* _Aim_
Below are some records. Say how many of their lines include the string "Invert", giving only the number.

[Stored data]

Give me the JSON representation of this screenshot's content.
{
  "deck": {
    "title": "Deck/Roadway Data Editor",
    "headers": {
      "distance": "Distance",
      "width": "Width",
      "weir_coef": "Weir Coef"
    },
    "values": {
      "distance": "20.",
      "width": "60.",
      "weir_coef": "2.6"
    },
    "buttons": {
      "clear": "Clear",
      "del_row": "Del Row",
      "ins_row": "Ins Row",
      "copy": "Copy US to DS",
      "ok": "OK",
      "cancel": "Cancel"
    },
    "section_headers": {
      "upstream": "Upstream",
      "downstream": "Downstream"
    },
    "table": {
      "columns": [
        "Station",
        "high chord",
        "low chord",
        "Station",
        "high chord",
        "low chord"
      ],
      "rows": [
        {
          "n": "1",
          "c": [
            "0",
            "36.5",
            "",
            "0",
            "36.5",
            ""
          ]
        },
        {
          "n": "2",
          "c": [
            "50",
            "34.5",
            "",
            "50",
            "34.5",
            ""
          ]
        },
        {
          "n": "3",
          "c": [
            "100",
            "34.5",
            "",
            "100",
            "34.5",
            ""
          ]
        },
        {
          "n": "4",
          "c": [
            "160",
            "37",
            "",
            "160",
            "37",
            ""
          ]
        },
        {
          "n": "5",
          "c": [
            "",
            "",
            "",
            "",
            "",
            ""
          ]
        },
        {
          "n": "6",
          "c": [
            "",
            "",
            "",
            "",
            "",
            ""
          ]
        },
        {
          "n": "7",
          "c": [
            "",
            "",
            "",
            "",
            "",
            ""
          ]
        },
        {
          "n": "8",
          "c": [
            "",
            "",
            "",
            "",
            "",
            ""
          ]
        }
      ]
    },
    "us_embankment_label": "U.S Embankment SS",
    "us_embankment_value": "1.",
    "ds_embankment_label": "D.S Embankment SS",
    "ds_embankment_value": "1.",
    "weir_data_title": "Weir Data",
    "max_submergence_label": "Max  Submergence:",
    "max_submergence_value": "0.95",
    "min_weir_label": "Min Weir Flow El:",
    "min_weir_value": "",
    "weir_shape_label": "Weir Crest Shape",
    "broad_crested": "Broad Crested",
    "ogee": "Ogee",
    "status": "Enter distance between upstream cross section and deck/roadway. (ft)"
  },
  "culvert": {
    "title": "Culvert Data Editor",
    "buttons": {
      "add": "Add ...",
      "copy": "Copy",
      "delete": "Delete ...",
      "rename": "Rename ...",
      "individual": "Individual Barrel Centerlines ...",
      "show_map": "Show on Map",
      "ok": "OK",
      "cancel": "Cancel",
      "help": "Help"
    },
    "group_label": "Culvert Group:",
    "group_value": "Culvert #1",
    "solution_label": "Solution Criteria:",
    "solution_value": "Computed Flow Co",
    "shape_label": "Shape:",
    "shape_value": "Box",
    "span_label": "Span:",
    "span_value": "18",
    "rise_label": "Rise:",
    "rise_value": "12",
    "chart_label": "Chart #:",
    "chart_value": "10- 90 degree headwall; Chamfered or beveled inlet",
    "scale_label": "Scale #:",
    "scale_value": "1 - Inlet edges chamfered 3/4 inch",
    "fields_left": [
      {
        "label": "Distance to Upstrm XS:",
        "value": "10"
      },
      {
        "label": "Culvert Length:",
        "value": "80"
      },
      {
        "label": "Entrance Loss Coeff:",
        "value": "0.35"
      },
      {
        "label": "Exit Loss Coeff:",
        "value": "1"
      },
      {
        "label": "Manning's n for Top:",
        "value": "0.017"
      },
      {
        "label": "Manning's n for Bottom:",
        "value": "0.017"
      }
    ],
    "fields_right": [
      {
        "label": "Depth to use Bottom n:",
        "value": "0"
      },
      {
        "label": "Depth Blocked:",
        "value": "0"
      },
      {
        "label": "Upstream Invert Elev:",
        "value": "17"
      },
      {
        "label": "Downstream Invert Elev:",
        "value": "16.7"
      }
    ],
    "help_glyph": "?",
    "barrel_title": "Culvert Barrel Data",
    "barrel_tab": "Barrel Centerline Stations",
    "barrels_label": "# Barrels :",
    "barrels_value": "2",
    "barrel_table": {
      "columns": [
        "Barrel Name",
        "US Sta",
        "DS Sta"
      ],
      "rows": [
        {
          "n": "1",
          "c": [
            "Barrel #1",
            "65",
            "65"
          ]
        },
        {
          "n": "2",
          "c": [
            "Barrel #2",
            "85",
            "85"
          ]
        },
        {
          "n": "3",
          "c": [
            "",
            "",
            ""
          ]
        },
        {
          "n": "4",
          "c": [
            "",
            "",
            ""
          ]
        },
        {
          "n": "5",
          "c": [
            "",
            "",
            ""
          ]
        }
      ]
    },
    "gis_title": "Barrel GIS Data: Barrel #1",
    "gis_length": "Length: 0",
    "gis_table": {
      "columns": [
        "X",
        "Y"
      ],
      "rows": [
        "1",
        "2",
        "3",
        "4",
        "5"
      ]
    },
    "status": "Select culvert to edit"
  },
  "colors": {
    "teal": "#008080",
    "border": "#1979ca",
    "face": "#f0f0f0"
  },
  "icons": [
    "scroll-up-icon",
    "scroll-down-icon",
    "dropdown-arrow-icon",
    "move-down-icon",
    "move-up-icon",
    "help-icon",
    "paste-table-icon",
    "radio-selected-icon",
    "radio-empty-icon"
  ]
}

* _Correct response_
2